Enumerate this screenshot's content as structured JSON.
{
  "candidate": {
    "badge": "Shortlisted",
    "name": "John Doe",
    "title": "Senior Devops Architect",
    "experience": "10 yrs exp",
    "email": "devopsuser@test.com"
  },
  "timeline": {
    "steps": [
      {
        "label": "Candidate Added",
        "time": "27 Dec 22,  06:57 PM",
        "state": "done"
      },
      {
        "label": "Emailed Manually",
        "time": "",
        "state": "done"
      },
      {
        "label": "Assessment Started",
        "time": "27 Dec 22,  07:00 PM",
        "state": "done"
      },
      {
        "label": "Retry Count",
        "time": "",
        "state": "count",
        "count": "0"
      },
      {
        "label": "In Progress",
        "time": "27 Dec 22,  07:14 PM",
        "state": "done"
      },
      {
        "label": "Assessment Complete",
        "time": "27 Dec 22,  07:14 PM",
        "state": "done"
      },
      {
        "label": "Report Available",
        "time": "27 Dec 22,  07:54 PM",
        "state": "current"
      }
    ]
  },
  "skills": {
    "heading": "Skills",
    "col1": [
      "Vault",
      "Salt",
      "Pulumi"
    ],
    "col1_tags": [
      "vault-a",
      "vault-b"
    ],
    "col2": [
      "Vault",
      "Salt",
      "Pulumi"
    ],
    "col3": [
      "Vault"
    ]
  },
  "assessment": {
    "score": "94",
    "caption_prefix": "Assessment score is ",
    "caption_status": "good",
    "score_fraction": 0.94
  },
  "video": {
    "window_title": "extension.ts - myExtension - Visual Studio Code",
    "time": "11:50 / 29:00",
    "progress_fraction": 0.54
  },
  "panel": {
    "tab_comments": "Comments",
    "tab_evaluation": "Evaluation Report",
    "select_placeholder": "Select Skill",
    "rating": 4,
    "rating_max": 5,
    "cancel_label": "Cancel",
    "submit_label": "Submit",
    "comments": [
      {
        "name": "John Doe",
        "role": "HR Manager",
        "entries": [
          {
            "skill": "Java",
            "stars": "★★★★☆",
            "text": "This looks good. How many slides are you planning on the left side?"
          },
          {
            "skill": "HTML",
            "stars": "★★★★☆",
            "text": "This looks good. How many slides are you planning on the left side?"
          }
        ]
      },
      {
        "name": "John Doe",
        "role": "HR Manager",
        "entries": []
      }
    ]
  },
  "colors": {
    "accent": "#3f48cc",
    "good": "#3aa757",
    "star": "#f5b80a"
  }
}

=== WHAT THE TASK ASKS ===
Using the listing above, reproduce each line without omission.

=== SOLUTION ===
Enumerate this screenshot's content as structured JSON.
{
  "candidate": {
    "badge": "Shortlisted",
    "name": "John Doe",
    "title": "Senior Devops Architect",
    "experience": "10 yrs exp",
    "email": "devopsuser@test.com"
  },
  "timeline": {
    "steps": [
      {
        "label": "Candidate Added",
        "time": "27 Dec 22,  06:57 PM",
        "state": "done"
      },
      {
        "label": "Emailed Manually",
        "time": "",
        "state": "done"
      },
      {
        "label": "Assessment Started",
        "time": "27 Dec 22,  07:00 PM",
        "state": "done"
      },
      {
        "label": "Retry Count",
        "time": "",
        "state": "count",
        "count": "0"
      },
      {
        "label": "In Progress",
        "time": "27 Dec 22,  07:14 PM",
        "state": "done"
      },
      {
        "label": "Assessment Complete",
        "time": "27 Dec 22,  07:14 PM",
        "state": "done"
      },
      {
        "label": "Report Available",
        "time": "27 Dec 22,  07:54 PM",
        "state": "current"
      }
    ]
  },
  "skills": {
    "heading": "Skills",
    "col1": [
      "Vault",
      "Salt",
      "Pulumi"
    ],
    "col1_tags": [
      "vault-a",
      "vault-b"
    ],
    "col2": [
      "Vault",
      "Salt",
      "Pulumi"
    ],
    "col3": [
      "Vault"
    ]
  },
  "assessment": {
    "score": "94",
    "caption_prefix": "Assessment score is ",
    "caption_status": "good",
    "score_fraction": 0.94
  },
  "video": {
    "window_title": "extension.ts - myExtension - Visual Studio Code",
    "time": "11:50 / 29:00",
    "progress_fraction": 0.54
  },
  "panel": {
    "tab_comments": "Comments",
    "tab_evaluation": "Evaluation Report",
    "select_placeholder": "Select Skill",
    "rating": 4,
    "rating_max": 5,
    "cancel_label": "Cancel",
    "submit_label": "Submit",
    "comments": [
      {
        "name": "John Doe",
        "role": "HR Manager",
        "entries": [
          {
            "skill": "Java",
            "stars": "★★★★☆",
            "text": "This looks good. How many slides are you planning on the left side?"
          },
          {
            "skill": "HTML",
            "stars": "★★★★☆",
            "text": "This looks good. How many slides are you planning on the left side?"
          }
        ]
      },
      {
        "name": "John Doe",
        "role": "HR Manager",
        "entries": []
      }
    ]
  },
  "colors": {
    "accent": "#3f48cc",
    "good": "#3aa757",
    "star": "#f5b80a"
  }
}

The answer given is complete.